Dataset listings of figures:
-- BEGIN --

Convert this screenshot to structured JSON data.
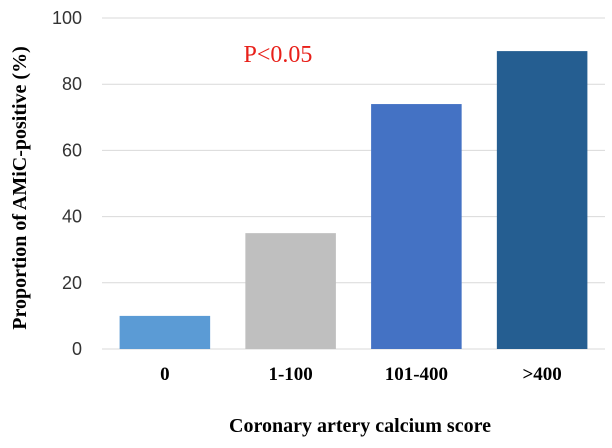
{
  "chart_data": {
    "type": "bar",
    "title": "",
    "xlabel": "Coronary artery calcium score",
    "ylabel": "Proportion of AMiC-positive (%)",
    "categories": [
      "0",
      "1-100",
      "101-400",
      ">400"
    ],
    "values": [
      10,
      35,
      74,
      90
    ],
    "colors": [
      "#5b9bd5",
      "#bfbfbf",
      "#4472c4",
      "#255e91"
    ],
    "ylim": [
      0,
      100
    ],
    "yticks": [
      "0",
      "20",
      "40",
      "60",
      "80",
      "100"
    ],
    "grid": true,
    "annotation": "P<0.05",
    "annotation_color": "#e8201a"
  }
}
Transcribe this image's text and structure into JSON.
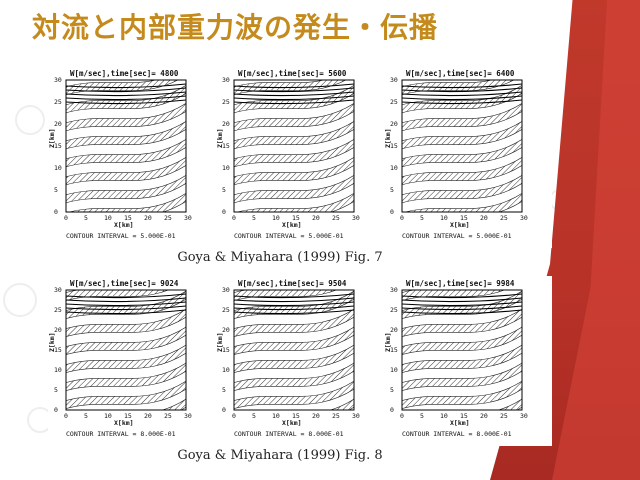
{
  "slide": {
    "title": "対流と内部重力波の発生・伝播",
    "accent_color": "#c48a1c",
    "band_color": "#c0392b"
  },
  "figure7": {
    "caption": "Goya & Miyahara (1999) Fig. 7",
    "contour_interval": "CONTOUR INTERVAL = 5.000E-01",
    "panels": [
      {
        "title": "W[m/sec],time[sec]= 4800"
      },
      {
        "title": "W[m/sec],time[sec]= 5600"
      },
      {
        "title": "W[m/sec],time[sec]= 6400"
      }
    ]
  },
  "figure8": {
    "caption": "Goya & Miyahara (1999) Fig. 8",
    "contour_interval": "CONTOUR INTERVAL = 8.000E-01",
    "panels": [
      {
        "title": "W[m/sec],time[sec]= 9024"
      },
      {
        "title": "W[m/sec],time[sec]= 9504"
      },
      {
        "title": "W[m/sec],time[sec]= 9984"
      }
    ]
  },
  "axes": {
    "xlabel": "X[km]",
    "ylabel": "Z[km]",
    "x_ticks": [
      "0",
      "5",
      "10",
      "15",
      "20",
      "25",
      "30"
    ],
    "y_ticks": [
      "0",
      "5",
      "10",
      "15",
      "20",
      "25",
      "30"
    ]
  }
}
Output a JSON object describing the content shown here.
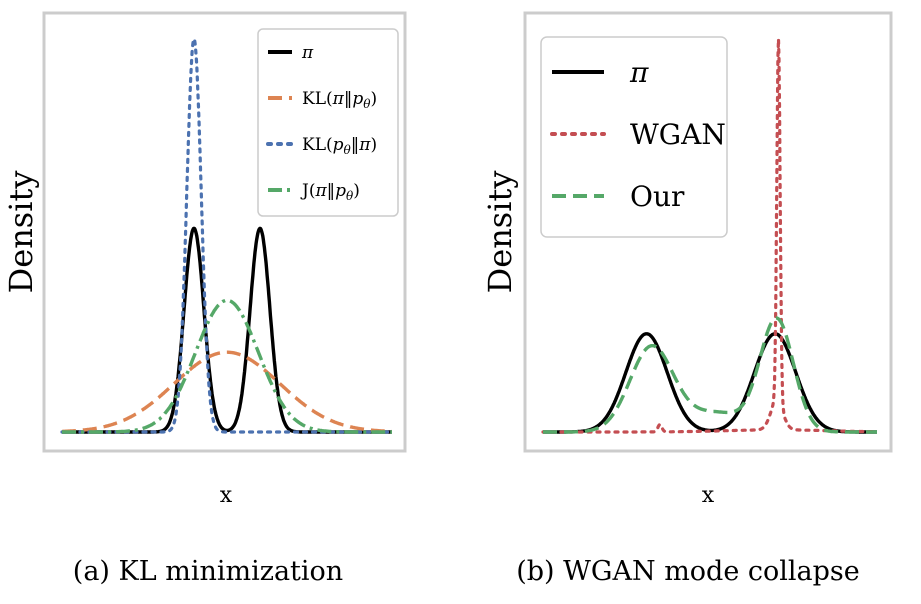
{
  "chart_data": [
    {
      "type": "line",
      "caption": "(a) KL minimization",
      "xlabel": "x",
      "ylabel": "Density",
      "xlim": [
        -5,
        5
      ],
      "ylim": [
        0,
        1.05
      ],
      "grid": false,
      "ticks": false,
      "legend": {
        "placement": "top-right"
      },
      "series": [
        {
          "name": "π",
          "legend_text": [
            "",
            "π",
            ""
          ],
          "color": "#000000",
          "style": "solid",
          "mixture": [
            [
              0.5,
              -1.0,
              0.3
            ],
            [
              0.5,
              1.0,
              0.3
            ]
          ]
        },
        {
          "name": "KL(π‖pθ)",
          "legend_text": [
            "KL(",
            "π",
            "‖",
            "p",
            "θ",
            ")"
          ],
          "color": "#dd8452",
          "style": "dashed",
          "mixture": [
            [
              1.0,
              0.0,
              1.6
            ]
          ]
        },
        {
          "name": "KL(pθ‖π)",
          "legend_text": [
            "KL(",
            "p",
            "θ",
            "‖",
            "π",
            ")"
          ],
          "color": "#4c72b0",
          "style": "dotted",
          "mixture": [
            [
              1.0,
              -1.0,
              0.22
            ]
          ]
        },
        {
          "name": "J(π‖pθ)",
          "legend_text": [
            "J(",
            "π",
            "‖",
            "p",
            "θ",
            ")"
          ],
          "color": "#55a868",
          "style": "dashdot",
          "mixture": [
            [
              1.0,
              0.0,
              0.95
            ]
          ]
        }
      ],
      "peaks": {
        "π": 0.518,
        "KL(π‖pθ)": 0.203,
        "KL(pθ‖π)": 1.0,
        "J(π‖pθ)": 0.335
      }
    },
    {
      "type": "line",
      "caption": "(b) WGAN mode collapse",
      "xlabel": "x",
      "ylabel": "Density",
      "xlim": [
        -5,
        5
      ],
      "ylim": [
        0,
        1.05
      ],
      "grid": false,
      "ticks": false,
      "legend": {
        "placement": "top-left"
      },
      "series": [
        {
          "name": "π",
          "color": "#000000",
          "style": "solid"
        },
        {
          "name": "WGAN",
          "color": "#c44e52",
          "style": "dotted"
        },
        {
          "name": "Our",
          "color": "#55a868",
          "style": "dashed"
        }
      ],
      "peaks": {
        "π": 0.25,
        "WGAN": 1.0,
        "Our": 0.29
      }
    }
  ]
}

-- END --

- [Brief]: Write out the entries again, exactly as given, skipping any images.

- [Response below]:
Convert this screenshot to structured JSON data.
{
  "chart_data": {
    "type": "bar",
    "title": "",
    "xlabel": "Coronary artery calcium score",
    "ylabel": "Proportion of AMiC-positive (%)",
    "categories": [
      "0",
      "1-100",
      "101-400",
      ">400"
    ],
    "values": [
      10,
      35,
      74,
      90
    ],
    "colors": [
      "#5b9bd5",
      "#bfbfbf",
      "#4472c4",
      "#255e91"
    ],
    "ylim": [
      0,
      100
    ],
    "yticks": [
      "0",
      "20",
      "40",
      "60",
      "80",
      "100"
    ],
    "grid": true,
    "annotation": "P<0.05",
    "annotation_color": "#e8201a"
  }
}
Transcribe this image's text and structure into JSON.
{
  "slide": {
    "title": "対流と内部重力波の発生・伝播",
    "accent_color": "#c48a1c",
    "band_color": "#c0392b"
  },
  "figure7": {
    "caption": "Goya & Miyahara (1999) Fig. 7",
    "contour_interval": "CONTOUR INTERVAL = 5.000E-01",
    "panels": [
      {
        "title": "W[m/sec],time[sec]= 4800"
      },
      {
        "title": "W[m/sec],time[sec]= 5600"
      },
      {
        "title": "W[m/sec],time[sec]= 6400"
      }
    ]
  },
  "figure8": {
    "caption": "Goya & Miyahara (1999) Fig. 8",
    "contour_interval": "CONTOUR INTERVAL = 8.000E-01",
    "panels": [
      {
        "title": "W[m/sec],time[sec]= 9024"
      },
      {
        "title": "W[m/sec],time[sec]= 9504"
      },
      {
        "title": "W[m/sec],time[sec]= 9984"
      }
    ]
  },
  "axes": {
    "xlabel": "X[km]",
    "ylabel": "Z[km]",
    "x_ticks": [
      "0",
      "5",
      "10",
      "15",
      "20",
      "25",
      "30"
    ],
    "y_ticks": [
      "0",
      "5",
      "10",
      "15",
      "20",
      "25",
      "30"
    ]
  }
}
Output a JSON object describing the content shown here.
{
  "chart_data": [
    {
      "type": "line",
      "caption": "(a) KL minimization",
      "xlabel": "x",
      "ylabel": "Density",
      "xlim": [
        -5,
        5
      ],
      "ylim": [
        0,
        1.05
      ],
      "grid": false,
      "ticks": false,
      "legend": {
        "placement": "top-right"
      },
      "series": [
        {
          "name": "π",
          "legend_text": [
            "",
            "π",
            ""
          ],
          "color": "#000000",
          "style": "solid",
          "mixture": [
            [
              0.5,
              -1.0,
              0.3
            ],
            [
              0.5,
              1.0,
              0.3
            ]
          ]
        },
        {
          "name": "KL(π‖pθ)",
          "legend_text": [
            "KL(",
            "π",
            "‖",
            "p",
            "θ",
            ")"
          ],
          "color": "#dd8452",
          "style": "dashed",
          "mixture": [
            [
              1.0,
              0.0,
              1.6
            ]
          ]
        },
        {
          "name": "KL(pθ‖π)",
          "legend_text": [
            "KL(",
            "p",
            "θ",
            "‖",
            "π",
            ")"
          ],
          "color": "#4c72b0",
          "style": "dotted",
          "mixture": [
            [
              1.0,
              -1.0,
              0.22
            ]
          ]
        },
        {
          "name": "J(π‖pθ)",
          "legend_text": [
            "J(",
            "π",
            "‖",
            "p",
            "θ",
            ")"
          ],
          "color": "#55a868",
          "style": "dashdot",
          "mixture": [
            [
              1.0,
              0.0,
              0.95
            ]
          ]
        }
      ],
      "peaks": {
        "π": 0.518,
        "KL(π‖pθ)": 0.203,
        "KL(pθ‖π)": 1.0,
        "J(π‖pθ)": 0.335
      }
    },
    {
      "type": "line",
      "caption": "(b) WGAN mode collapse",
      "xlabel": "x",
      "ylabel": "Density",
      "xlim": [
        -5,
        5
      ],
      "ylim": [
        0,
        1.05
      ],
      "grid": false,
      "ticks": false,
      "legend": {
        "placement": "top-left"
      },
      "series": [
        {
          "name": "π",
          "color": "#000000",
          "style": "solid"
        },
        {
          "name": "WGAN",
          "color": "#c44e52",
          "style": "dotted"
        },
        {
          "name": "Our",
          "color": "#55a868",
          "style": "dashed"
        }
      ],
      "peaks": {
        "π": 0.25,
        "WGAN": 1.0,
        "Our": 0.29
      }
    }
  ]
}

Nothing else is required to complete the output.